▶ **WORK TO DO**
1. In the diary entry, whom does Kachlon say he represents?
2. From the diary entry, extract the passage from "March 1, 2015" to "the total isolation." word for word.
Start PASSAGE TO READ
Tel Aviv Diary - March 1-5, 2015 - Karen Alkalay-Gut


March 1, 2015

since the statistics on this site has been out of commission for the past month or so i have no idea of who is reading this, and my entries have become increasingly brief. if there are those of you out there who do read this, please let me know - gut22@post.tau.ac.il. I like the privacy of this site but am beginning not to like the total isolation.

As we saw off Sara and Bibi today, who told us that he's representing all Jews, even those who don't realize it, I got my fifteenth phone call from Yair Lapid's office asking me if I'm going to vote for them, and am still waiting for the phone to ring from the BAyit Hazioni. Kachlon says he's representing the mizrachim, Meretz seems to be representing a small group of intellectuals and everyone else is representing others... Maybe Bougi himself will call tell me that he is interested in representing me... I'm not all that interested in being courted, but I really hate it when someone does something that they tell me is good for me even though I don't want it. That's Bibi.
End PASSAGE TO READ
Start DATA SUPPLIED
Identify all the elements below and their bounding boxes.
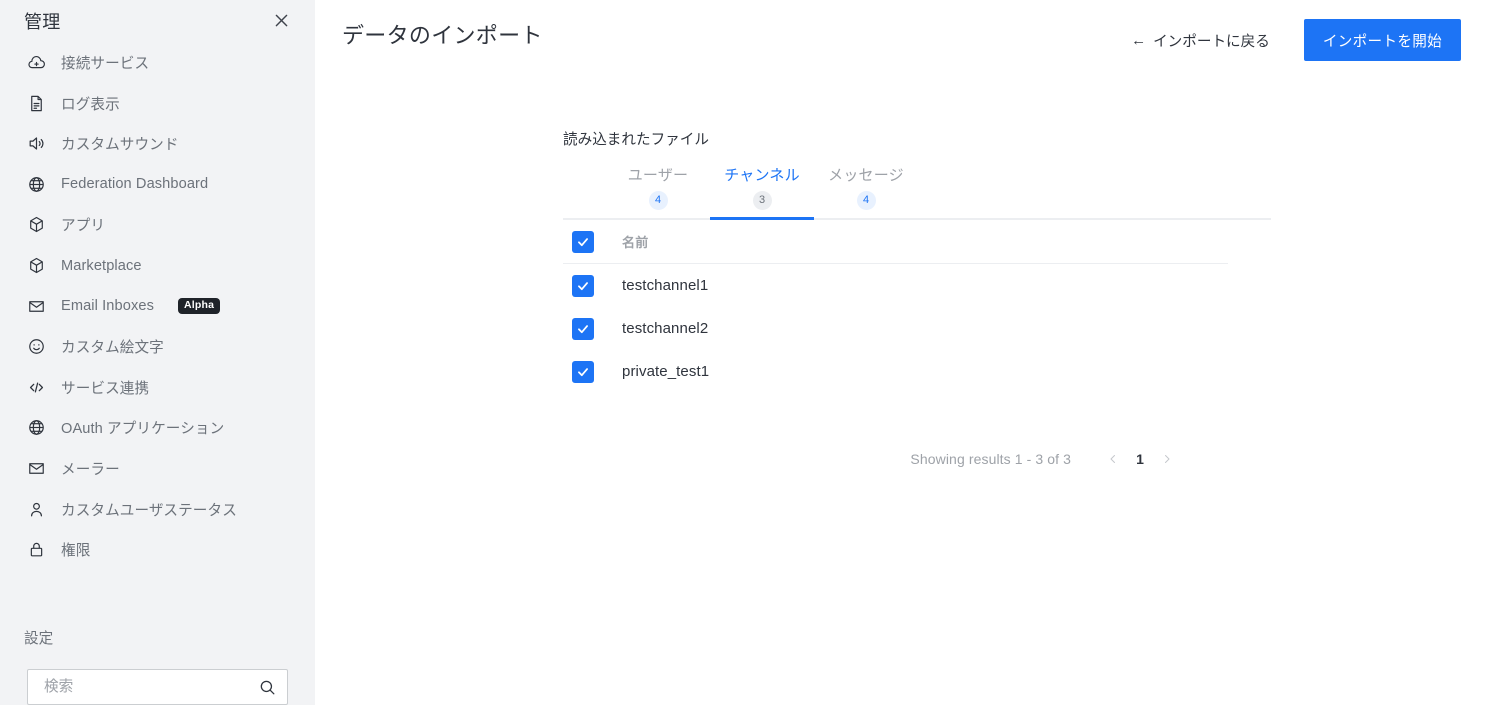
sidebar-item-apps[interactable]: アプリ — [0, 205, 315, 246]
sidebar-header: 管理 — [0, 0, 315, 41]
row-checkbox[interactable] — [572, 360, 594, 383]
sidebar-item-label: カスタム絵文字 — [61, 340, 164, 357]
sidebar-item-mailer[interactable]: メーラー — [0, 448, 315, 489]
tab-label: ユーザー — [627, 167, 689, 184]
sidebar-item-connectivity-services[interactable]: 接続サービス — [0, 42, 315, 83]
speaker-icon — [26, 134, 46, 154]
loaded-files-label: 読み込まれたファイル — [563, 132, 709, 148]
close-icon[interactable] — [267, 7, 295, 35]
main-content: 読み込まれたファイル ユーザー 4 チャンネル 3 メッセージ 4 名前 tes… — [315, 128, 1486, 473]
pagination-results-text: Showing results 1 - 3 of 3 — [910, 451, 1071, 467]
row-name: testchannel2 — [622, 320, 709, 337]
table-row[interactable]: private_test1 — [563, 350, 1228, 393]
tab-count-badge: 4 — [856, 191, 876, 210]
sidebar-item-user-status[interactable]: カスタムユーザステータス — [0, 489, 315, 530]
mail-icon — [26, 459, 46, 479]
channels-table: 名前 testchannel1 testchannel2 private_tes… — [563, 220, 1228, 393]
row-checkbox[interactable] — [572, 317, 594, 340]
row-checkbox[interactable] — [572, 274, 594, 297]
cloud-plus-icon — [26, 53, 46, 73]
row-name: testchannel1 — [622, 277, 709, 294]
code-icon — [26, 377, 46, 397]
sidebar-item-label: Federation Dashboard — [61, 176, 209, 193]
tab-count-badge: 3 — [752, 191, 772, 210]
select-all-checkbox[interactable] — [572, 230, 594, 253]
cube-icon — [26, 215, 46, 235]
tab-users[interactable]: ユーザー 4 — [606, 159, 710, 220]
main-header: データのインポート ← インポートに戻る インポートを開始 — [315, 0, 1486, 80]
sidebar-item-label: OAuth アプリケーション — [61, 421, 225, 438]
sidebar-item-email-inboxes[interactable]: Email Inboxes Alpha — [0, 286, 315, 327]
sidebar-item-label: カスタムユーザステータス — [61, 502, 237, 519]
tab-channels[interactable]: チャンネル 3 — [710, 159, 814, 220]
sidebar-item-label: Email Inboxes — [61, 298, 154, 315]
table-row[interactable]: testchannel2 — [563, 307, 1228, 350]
End DATA SUPPLIED
▶ **TASK-BY-TASK SOLUTIONS**
1. The mizrachim.

2.
March 1, 2015

since the statistics on this site has been out of commission for the past month or so i have no idea of who is reading this, and my entries have become increasingly brief. if there are those of you out there who do read this, please let me know - gut22@post.tau.ac.il. I like the privacy of this site but am beginning not to like the total isolation.